§ What this task involves: Retype all of the data. Every line must match exactly.

Data entries
■ ■ ■ ■

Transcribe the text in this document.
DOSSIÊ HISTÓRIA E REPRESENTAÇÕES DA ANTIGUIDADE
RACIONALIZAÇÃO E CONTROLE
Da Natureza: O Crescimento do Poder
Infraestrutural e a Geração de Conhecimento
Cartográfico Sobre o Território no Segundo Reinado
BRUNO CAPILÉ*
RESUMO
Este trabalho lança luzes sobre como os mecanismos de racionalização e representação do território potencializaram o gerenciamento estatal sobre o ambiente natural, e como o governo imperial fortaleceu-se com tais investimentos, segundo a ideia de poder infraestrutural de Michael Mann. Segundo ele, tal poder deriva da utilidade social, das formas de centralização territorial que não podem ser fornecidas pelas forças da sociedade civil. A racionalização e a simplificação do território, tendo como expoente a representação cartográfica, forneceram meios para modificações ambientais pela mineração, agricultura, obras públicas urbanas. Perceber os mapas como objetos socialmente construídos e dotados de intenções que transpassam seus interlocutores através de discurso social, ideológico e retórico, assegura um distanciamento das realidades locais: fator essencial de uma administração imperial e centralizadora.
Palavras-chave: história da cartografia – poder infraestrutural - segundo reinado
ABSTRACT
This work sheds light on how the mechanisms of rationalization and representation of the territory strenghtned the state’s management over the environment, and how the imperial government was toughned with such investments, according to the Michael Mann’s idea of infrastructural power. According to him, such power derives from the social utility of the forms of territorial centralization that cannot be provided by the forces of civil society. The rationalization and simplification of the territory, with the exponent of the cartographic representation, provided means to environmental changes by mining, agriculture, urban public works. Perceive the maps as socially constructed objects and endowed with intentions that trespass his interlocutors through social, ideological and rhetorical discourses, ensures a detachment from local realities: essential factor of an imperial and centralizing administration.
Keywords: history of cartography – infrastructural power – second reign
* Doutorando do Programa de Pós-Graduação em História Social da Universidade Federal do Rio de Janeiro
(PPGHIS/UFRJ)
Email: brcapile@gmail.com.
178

■ ■ ■ ■

§ Answer to this exercise:
Transcribe the text in this document.
DOSSIÊ HISTÓRIA E REPRESENTAÇÕES DA ANTIGUIDADE
RACIONALIZAÇÃO E CONTROLE
Da Natureza: O Crescimento do Poder
Infraestrutural e a Geração de Conhecimento
Cartográfico Sobre o Território no Segundo Reinado
BRUNO CAPILÉ*
RESUMO
Este trabalho lança luzes sobre como os mecanismos de racionalização e representação do território potencializaram o gerenciamento estatal sobre o ambiente natural, e como o governo imperial fortaleceu-se com tais investimentos, segundo a ideia de poder infraestrutural de Michael Mann. Segundo ele, tal poder deriva da utilidade social, das formas de centralização territorial que não podem ser fornecidas pelas forças da sociedade civil. A racionalização e a simplificação do território, tendo como expoente a representação cartográfica, forneceram meios para modificações ambientais pela mineração, agricultura, obras públicas urbanas. Perceber os mapas como objetos socialmente construídos e dotados de intenções que transpassam seus interlocutores através de discurso social, ideológico e retórico, assegura um distanciamento das realidades locais: fator essencial de uma administração imperial e centralizadora.
Palavras-chave: história da cartografia – poder infraestrutural - segundo reinado
ABSTRACT
This work sheds light on how the mechanisms of rationalization and representation of the territory strenghtned the state’s management over the environment, and how the imperial government was toughned with such investments, according to the Michael Mann’s idea of infrastructural power. According to him, such power derives from the social utility of the forms of territorial centralization that cannot be provided by the forces of civil society. The rationalization and simplification of the territory, with the exponent of the cartographic representation, provided means to environmental changes by mining, agriculture, urban public works. Perceive the maps as socially constructed objects and endowed with intentions that trespass his interlocutors through social, ideological and rhetorical discourses, ensures a detachment from local realities: essential factor of an imperial and centralizing administration.
Keywords: history of cartography – infrastructural power – second reign
* Doutorando do Programa de Pós-Graduação em História Social da Universidade Federal do Rio de Janeiro
(PPGHIS/UFRJ)
Email: brcapile@gmail.com.
178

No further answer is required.